— Reading passage —
[START]

Pentecost: Centennial

Bob and Mark

Bob and the visitors from Ohio

6/12
Pentecost. Coffee with Amanda at Joe’s then to the church where Danielle is waiting and Hope arrives soon. Much to be done before guests arrive. But when I check outside, the steps have already been swept. 
Chairs to move. Garbage bags to move. Final cleaning of my office, now looking good. And checking out how we made everything Pentecost red for the day. Andre is at the piano warming up. Mark Koenig of the UN office asks what he can do. Move some chairs, I say, and he does. 
Soon Amy arrives. And James, telling me he was up for doing some work this morning so he tackled the steps. That’s why they looked so good. Then Mark’s visiting church group from Ohio. Almost time for church. I begin in my black robe with the red doctor’s stripes. And a tie.

[END]

— Data shown —
[START]

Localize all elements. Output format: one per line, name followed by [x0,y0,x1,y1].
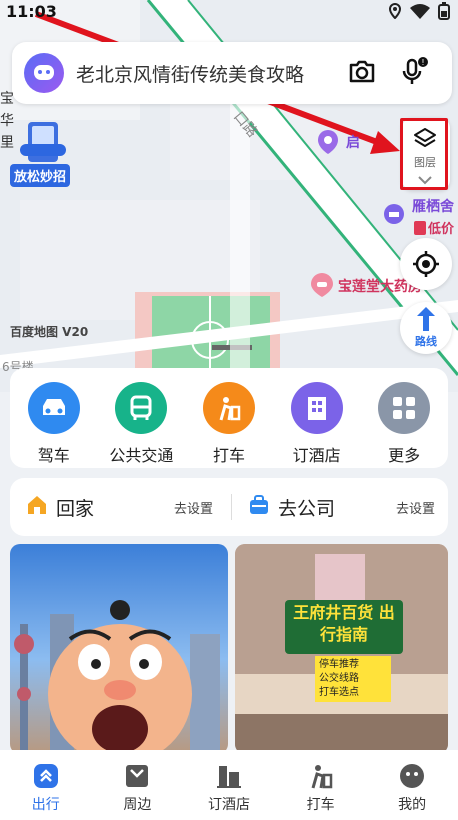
nav-profile[interactable]: 我的 [366,750,458,820]
layer-button[interactable]: 图层 [400,118,450,190]
taxi-nav-icon [307,762,335,790]
hotel-pin-icon[interactable] [383,203,405,231]
content-cards: 王府井百货 出行指南 停车推荐 公交线路 打车选点 [10,544,448,754]
card-bullet: 打车选点 [319,687,359,698]
service-drive[interactable]: 驾车 [12,382,96,468]
map-poi-label[interactable]: 华 [0,110,14,130]
service-more[interactable]: 更多 [362,382,446,468]
card-bullet: 停车推荐 [319,659,359,670]
svg-text:!: ! [421,58,424,67]
content-card[interactable]: 王府井百货 出行指南 停车推荐 公交线路 打车选点 [235,544,448,754]
map-view[interactable]: 11:03 老北京风情街传统美食攻略 ! 放松妙招 宝 华 里 启 口路 雁栖舍… [0,0,458,392]
card-bullets: 停车推荐 公交线路 打车选点 [315,656,391,702]
bottom-nav: 出行 周边 订酒店 打车 我的 [0,750,458,820]
content-card[interactable] [10,544,228,754]
nav-label: 出行 [31,797,60,813]
status-icons [388,2,450,24]
locate-button[interactable] [400,238,452,290]
hotel-nav-icon [215,762,243,790]
nav-travel[interactable]: 出行 [0,750,92,820]
location-icon [388,2,402,23]
grid-icon [378,382,431,434]
poi-pin-icon[interactable] [316,128,340,160]
nav-taxi[interactable]: 打车 [275,750,367,820]
home-icon [26,494,48,520]
map-poi-label[interactable]: 雁栖舍 [412,196,454,216]
promo-label[interactable]: 放松妙招 [10,164,71,187]
service-hotel[interactable]: 订酒店 [275,382,359,468]
nav-label: 周边 [123,797,152,813]
phone-promo-icon [20,122,66,162]
service-label: 更多 [388,446,421,465]
hotel-icon [290,382,343,434]
map-poi-label[interactable]: 低价 [428,218,454,237]
service-label: 订酒店 [292,446,341,465]
home-set-link[interactable]: 去设置 [174,498,213,517]
divider [231,494,232,520]
route-label: 路线 [415,335,437,348]
service-label: 公共交通 [109,446,174,465]
work-shortcut[interactable]: 去公司 [248,478,335,536]
service-transit[interactable]: 公共交通 [99,382,183,468]
crosshair-icon [412,250,440,282]
nav-nearby[interactable]: 周边 [92,750,184,820]
wifi-icon [410,3,430,23]
camera-icon[interactable] [348,59,376,89]
tag-icon [414,220,426,239]
nav-label: 我的 [398,797,427,813]
nearby-icon [123,762,151,790]
home-shortcut[interactable]: 回家 [26,478,94,536]
department-store-image [235,544,448,754]
nav-hotel[interactable]: 订酒店 [183,750,275,820]
route-arrow-icon [415,306,437,336]
home-label: 回家 [56,497,95,520]
highlight-box [400,118,448,190]
battery-icon [438,2,450,24]
work-set-link[interactable]: 去设置 [396,498,435,517]
nav-label: 订酒店 [207,797,250,813]
travel-icon [32,762,60,790]
card-title: 王府井百货 出行指南 [293,603,395,644]
taxi-icon [202,382,255,434]
map-poi-label[interactable]: 里 [0,132,14,152]
nav-label: 打车 [306,797,335,813]
profile-icon [398,762,426,790]
pharmacy-pin-icon[interactable] [310,272,334,302]
service-taxi[interactable]: 打车 [187,382,271,468]
service-label: 打车 [212,446,245,465]
service-label: 驾车 [37,446,70,465]
assistant-avatar-icon[interactable] [24,53,64,93]
bus-icon [115,382,168,434]
commute-panel: 回家 去设置 去公司 去设置 [10,478,448,536]
shanghai-cartoon-image [14,600,220,754]
map-logo: 百度地图 V20 [10,325,89,339]
map-poi-label[interactable]: 宝 [0,88,14,108]
deepseek-promo-badge[interactable]: 放松妙招 [10,120,76,187]
status-time: 11:03 [6,2,57,21]
work-label: 去公司 [278,497,336,520]
car-icon [27,382,80,434]
search-bar[interactable]: 老北京风情街传统美食攻略 ! [12,42,452,104]
briefcase-icon [248,494,270,520]
map-poi-label[interactable]: 启 [346,132,360,152]
service-panel: 驾车 公共交通 打车 订酒店 更多 [10,368,448,468]
search-input[interactable]: 老北京风情街传统美食攻略 [76,60,328,87]
microphone-icon[interactable]: ! [400,57,430,91]
route-button[interactable]: 路线 [400,302,452,354]
card-bullet: 公交线路 [319,673,359,684]
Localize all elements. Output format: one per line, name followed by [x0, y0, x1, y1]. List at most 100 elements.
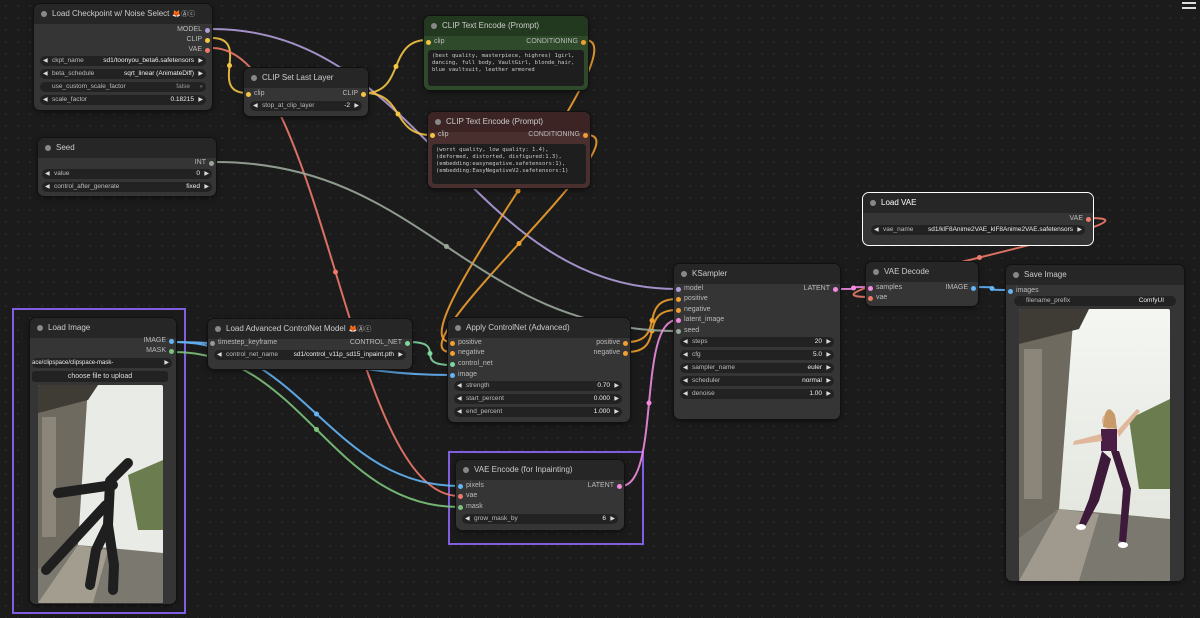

[END]

— Directive A —
List every person named in the dated Pentecost entry, beginning with "Coffee with Amanda".
— Directive B —
Extend the Pentecost entry past its final sentence, "And a tie."

— Answer A —
Amanda, Danielle, Hope, Andre, Mark Koenig, Amy, James

— Answer B —
Talk to the children about Pentecost. The Jewish roots. The 7 X 7+1. Super good luck plus. Jubilee.  Moses receiving the ten commandments and that’s why people in Jerusalem. That’s in people’s minds when they first heard this story. 
Pentecost. It’s known as the birthday of THE CHURCH. How it moved from a small fellowship support group of Jews in Jerusalem to a multinational, multiethnic, multilingual global triumphant CHURCH. That’s what Pentecost was.  But for us, it is the birthday of this church. On June 11,1911; West Church and Park Church came together to form West-Park Church.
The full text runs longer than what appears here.